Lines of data
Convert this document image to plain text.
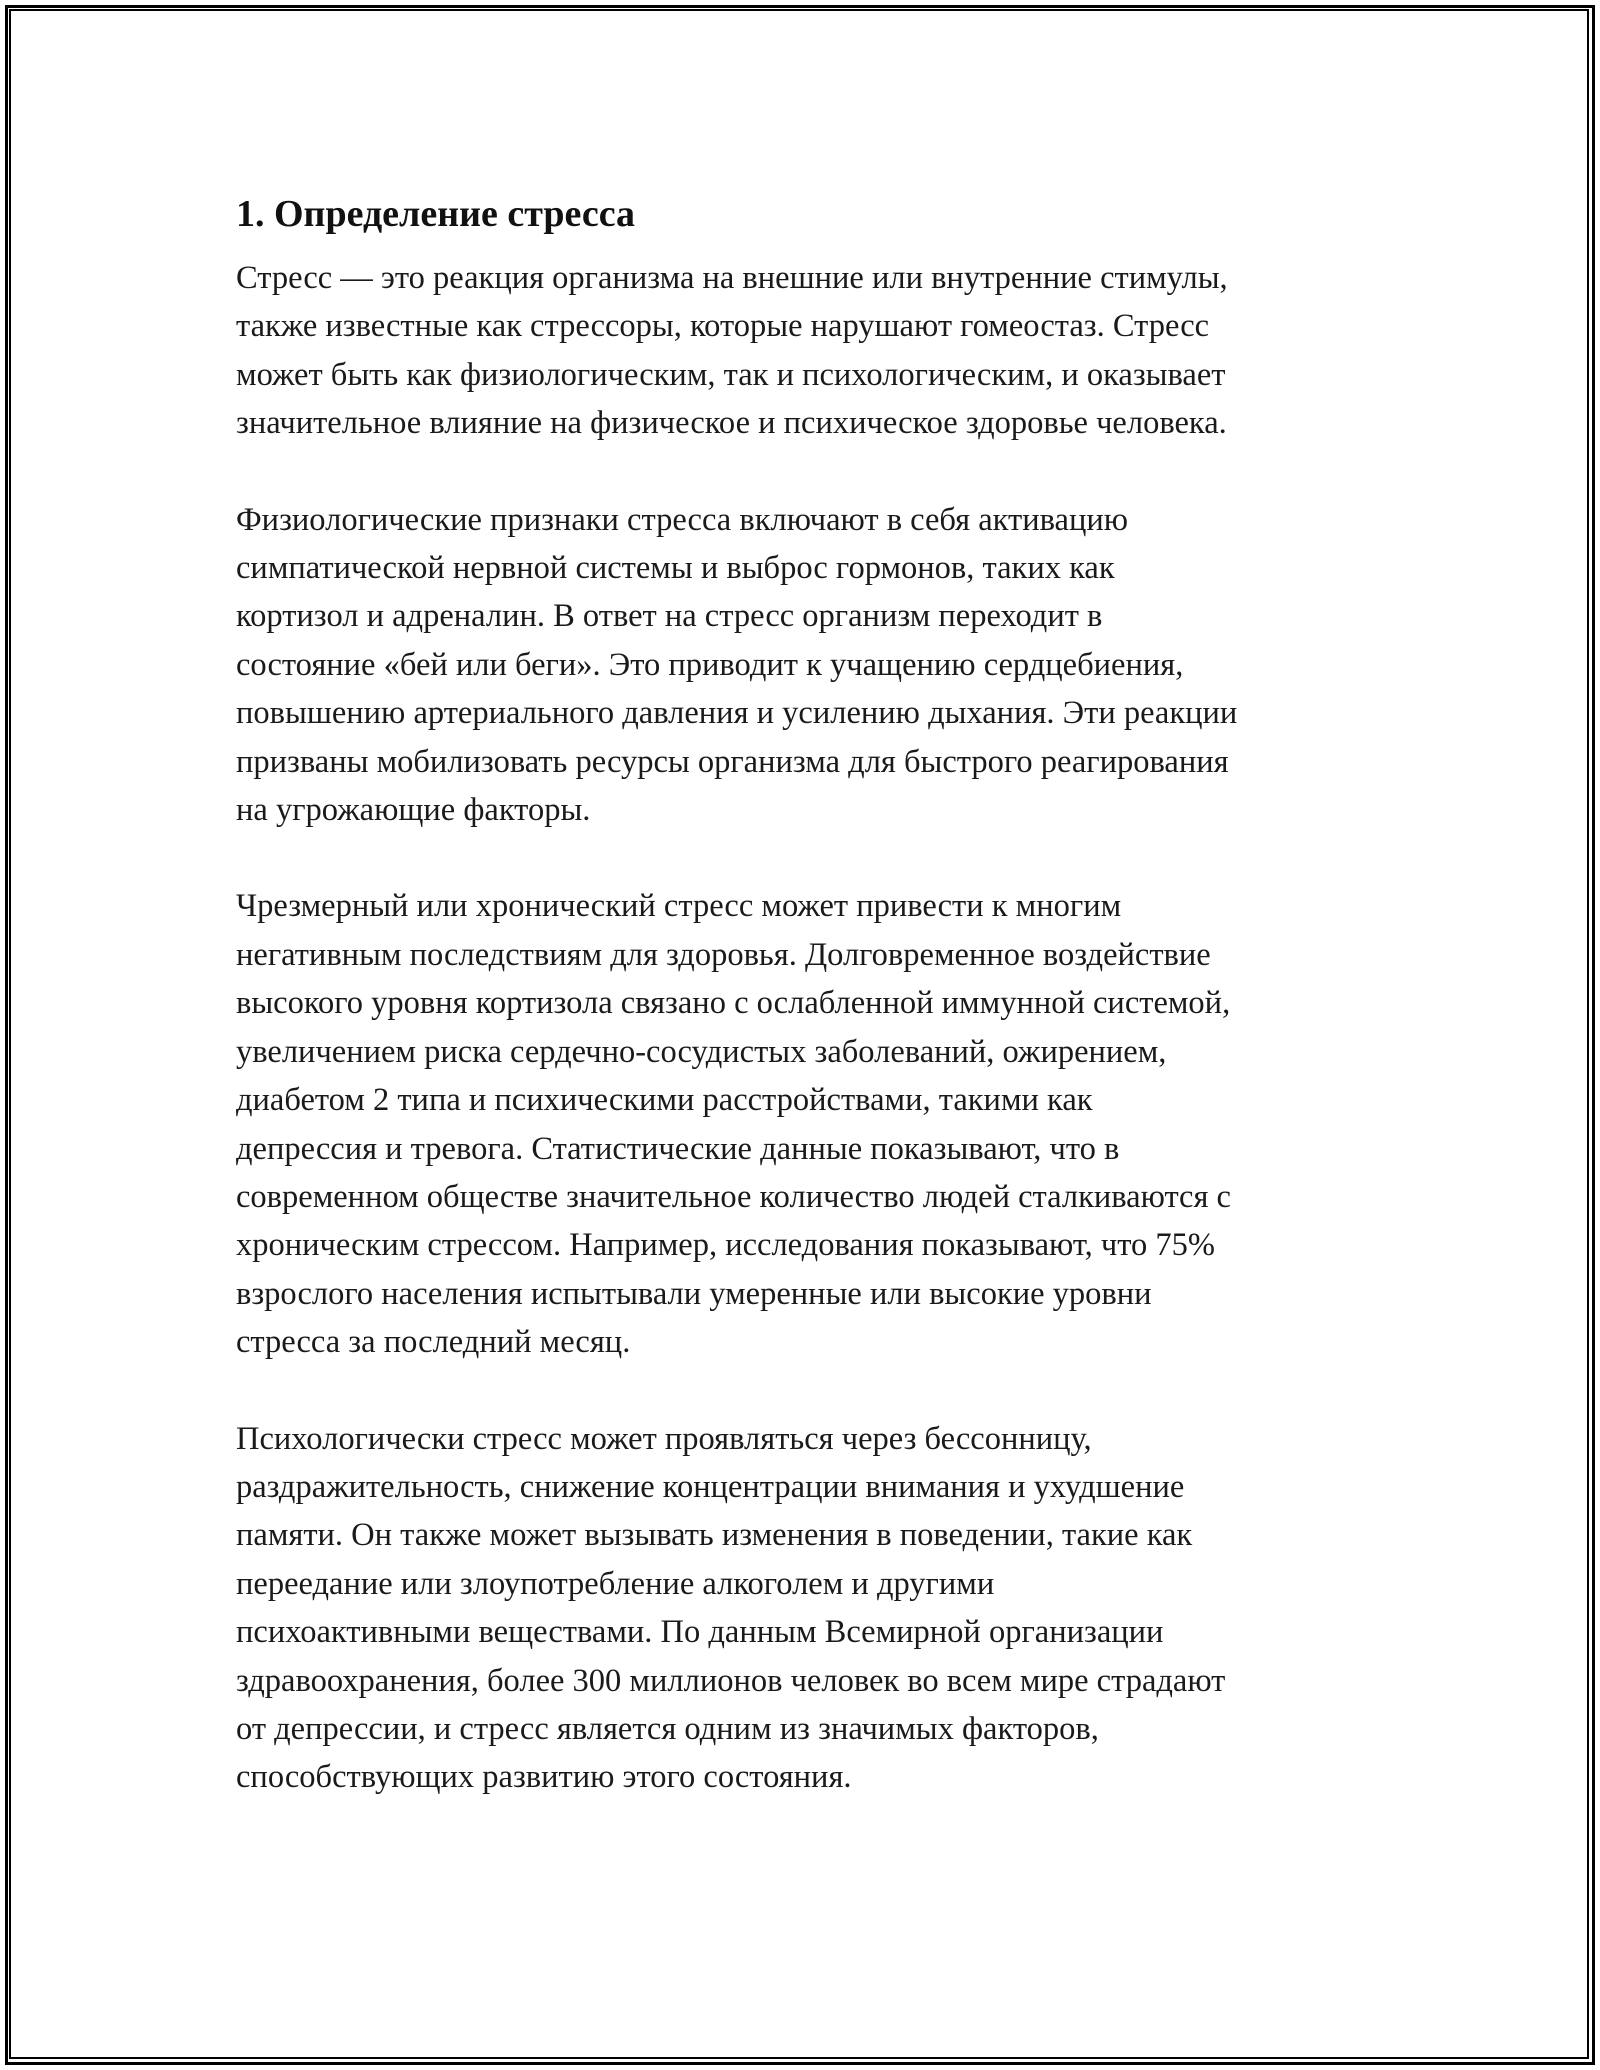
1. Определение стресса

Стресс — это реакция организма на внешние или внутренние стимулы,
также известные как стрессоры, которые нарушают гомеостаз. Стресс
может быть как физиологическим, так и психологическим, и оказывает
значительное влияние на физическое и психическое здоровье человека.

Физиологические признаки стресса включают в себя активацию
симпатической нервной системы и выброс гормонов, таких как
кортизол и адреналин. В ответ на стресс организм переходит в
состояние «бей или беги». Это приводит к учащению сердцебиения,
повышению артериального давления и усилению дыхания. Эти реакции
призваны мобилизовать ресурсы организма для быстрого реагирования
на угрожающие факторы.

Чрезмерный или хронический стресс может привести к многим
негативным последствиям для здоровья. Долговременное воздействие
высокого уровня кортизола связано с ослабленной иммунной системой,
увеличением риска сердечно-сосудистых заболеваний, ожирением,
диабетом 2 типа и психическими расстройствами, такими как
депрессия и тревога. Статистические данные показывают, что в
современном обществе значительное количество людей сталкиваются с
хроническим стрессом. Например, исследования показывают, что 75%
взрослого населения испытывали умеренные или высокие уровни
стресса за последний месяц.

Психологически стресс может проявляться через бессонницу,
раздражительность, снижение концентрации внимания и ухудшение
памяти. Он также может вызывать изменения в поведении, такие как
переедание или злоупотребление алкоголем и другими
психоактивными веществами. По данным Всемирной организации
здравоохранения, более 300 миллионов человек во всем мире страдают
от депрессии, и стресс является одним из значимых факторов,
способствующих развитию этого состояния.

...

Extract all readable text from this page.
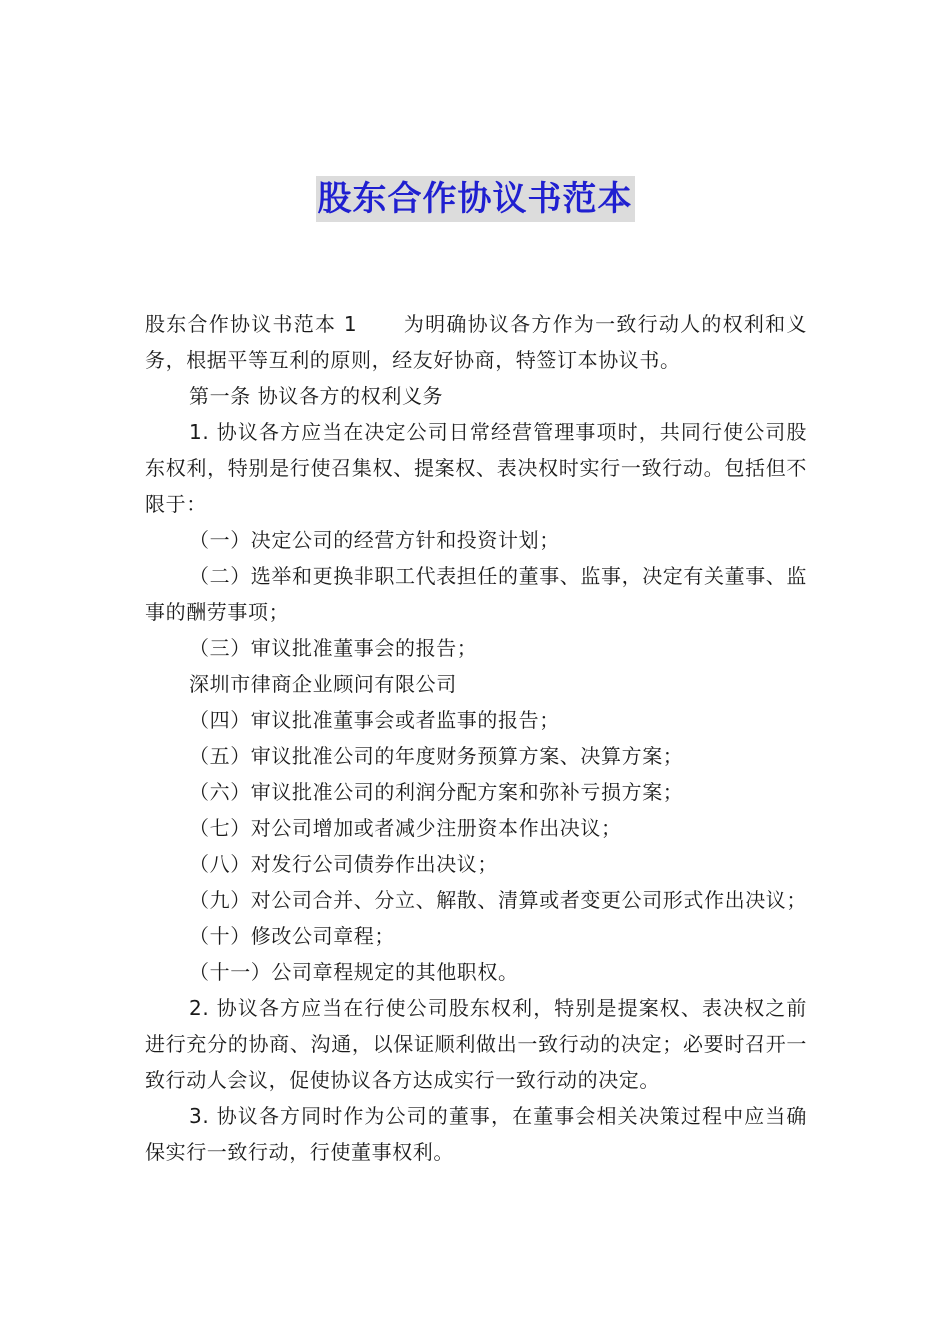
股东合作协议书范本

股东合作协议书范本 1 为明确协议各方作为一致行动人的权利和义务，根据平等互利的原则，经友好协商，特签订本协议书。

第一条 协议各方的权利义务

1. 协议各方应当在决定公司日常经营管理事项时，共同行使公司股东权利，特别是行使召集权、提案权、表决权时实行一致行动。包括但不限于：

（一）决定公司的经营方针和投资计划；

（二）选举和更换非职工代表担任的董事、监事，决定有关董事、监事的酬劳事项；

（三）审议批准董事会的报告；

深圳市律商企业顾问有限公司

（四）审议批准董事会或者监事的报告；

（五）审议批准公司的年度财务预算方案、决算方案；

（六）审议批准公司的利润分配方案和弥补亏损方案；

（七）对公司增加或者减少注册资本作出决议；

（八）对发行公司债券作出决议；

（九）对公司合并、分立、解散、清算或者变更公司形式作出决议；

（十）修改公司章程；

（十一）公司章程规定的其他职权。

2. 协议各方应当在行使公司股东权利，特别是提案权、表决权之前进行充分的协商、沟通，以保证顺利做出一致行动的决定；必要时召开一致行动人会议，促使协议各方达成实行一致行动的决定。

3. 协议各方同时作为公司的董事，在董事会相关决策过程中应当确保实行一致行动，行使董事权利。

:: What is asked ::
Your answer should be a single number: the count of lines in the material above that contain "股东合作协议书范本".

:: Written answer ::
2